- **Exercise description**
Copy the data that follows exactly. Include no pictures.

Data extracted from a collection:
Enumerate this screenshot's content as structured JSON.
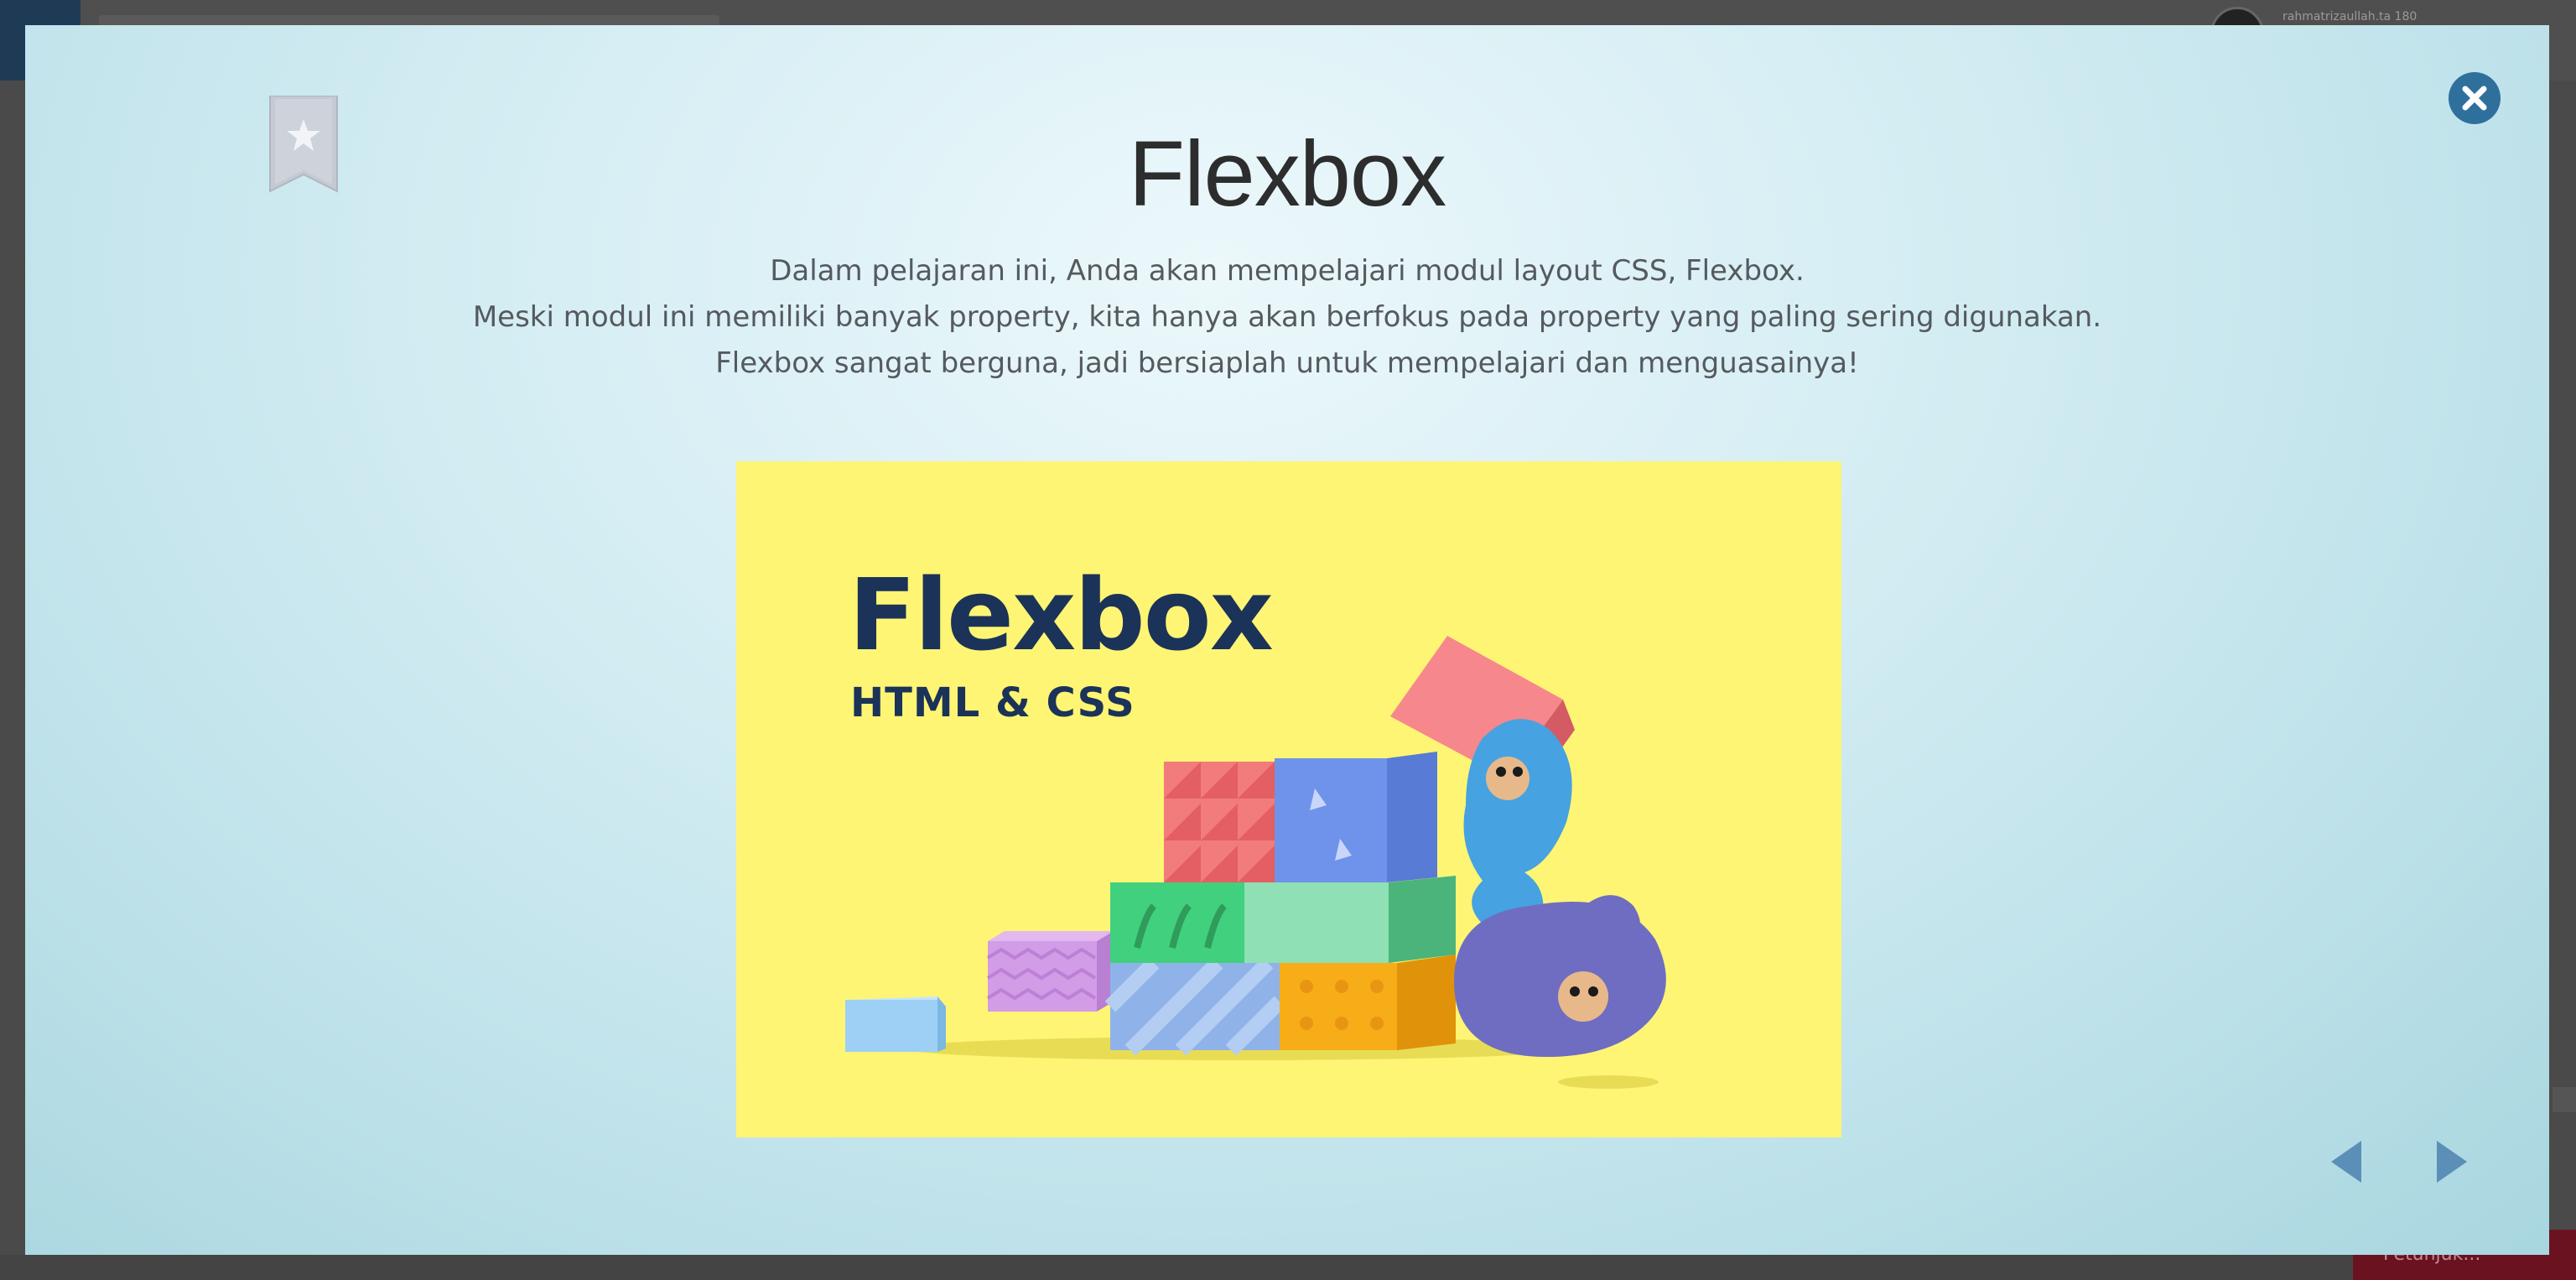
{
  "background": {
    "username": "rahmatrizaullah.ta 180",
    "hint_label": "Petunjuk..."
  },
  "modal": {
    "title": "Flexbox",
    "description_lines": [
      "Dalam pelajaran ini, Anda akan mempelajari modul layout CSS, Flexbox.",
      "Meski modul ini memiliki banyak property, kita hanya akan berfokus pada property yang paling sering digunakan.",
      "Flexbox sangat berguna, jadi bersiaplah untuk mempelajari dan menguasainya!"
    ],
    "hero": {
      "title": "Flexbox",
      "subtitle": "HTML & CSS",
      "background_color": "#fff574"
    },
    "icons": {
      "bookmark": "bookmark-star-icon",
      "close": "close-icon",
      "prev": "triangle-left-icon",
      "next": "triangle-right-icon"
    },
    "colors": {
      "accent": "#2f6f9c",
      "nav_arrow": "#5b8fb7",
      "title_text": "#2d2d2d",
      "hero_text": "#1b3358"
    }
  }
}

- **Result**
Enumerate this screenshot's content as structured JSON.
{
  "background": {
    "username": "rahmatrizaullah.ta 180",
    "hint_label": "Petunjuk..."
  },
  "modal": {
    "title": "Flexbox",
    "description_lines": [
      "Dalam pelajaran ini, Anda akan mempelajari modul layout CSS, Flexbox.",
      "Meski modul ini memiliki banyak property, kita hanya akan berfokus pada property yang paling sering digunakan.",
      "Flexbox sangat berguna, jadi bersiaplah untuk mempelajari dan menguasainya!"
    ],
    "hero": {
      "title": "Flexbox",
      "subtitle": "HTML & CSS",
      "background_color": "#fff574"
    },
    "icons": {
      "bookmark": "bookmark-star-icon",
      "close": "close-icon",
      "prev": "triangle-left-icon",
      "next": "triangle-right-icon"
    },
    "colors": {
      "accent": "#2f6f9c",
      "nav_arrow": "#5b8fb7",
      "title_text": "#2d2d2d",
      "hero_text": "#1b3358"
    }
  }
}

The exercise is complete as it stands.